* Exercise prompt *
Send back the entries below exactly as they appear.

* Provided material *
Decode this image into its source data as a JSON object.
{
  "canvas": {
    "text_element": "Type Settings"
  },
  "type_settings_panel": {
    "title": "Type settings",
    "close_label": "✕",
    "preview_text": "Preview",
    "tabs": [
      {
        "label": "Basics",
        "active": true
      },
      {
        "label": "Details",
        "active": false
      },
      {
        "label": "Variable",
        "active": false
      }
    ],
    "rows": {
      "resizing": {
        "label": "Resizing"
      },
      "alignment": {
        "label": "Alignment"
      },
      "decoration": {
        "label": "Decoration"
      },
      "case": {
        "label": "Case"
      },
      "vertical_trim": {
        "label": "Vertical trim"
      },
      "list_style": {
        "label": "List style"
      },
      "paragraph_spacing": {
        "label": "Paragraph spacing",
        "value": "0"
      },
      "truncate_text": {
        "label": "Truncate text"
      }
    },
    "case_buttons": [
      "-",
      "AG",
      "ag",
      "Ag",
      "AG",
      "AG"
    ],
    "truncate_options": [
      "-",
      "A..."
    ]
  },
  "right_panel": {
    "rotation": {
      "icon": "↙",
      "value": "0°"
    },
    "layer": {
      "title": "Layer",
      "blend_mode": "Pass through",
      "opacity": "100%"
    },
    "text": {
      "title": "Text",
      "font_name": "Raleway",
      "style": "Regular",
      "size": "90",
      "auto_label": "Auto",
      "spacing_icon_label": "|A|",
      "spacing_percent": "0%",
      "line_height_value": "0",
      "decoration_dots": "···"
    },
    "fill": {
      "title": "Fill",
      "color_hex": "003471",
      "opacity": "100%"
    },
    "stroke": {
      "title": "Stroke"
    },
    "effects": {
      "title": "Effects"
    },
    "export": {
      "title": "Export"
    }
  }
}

* Correct result *
Decode this image into its source data as a JSON object.
{
  "canvas": {
    "text_element": "Type Settings"
  },
  "type_settings_panel": {
    "title": "Type settings",
    "close_label": "✕",
    "preview_text": "Preview",
    "tabs": [
      {
        "label": "Basics",
        "active": true
      },
      {
        "label": "Details",
        "active": false
      },
      {
        "label": "Variable",
        "active": false
      }
    ],
    "rows": {
      "resizing": {
        "label": "Resizing"
      },
      "alignment": {
        "label": "Alignment"
      },
      "decoration": {
        "label": "Decoration"
      },
      "case": {
        "label": "Case"
      },
      "vertical_trim": {
        "label": "Vertical trim"
      },
      "list_style": {
        "label": "List style"
      },
      "paragraph_spacing": {
        "label": "Paragraph spacing",
        "value": "0"
      },
      "truncate_text": {
        "label": "Truncate text"
      }
    },
    "case_buttons": [
      "-",
      "AG",
      "ag",
      "Ag",
      "AG",
      "AG"
    ],
    "truncate_options": [
      "-",
      "A..."
    ]
  },
  "right_panel": {
    "rotation": {
      "icon": "↙",
      "value": "0°"
    },
    "layer": {
      "title": "Layer",
      "blend_mode": "Pass through",
      "opacity": "100%"
    },
    "text": {
      "title": "Text",
      "font_name": "Raleway",
      "style": "Regular",
      "size": "90",
      "auto_label": "Auto",
      "spacing_icon_label": "|A|",
      "spacing_percent": "0%",
      "line_height_value": "0",
      "decoration_dots": "···"
    },
    "fill": {
      "title": "Fill",
      "color_hex": "003471",
      "opacity": "100%"
    },
    "stroke": {
      "title": "Stroke"
    },
    "effects": {
      "title": "Effects"
    },
    "export": {
      "title": "Export"
    }
  }
}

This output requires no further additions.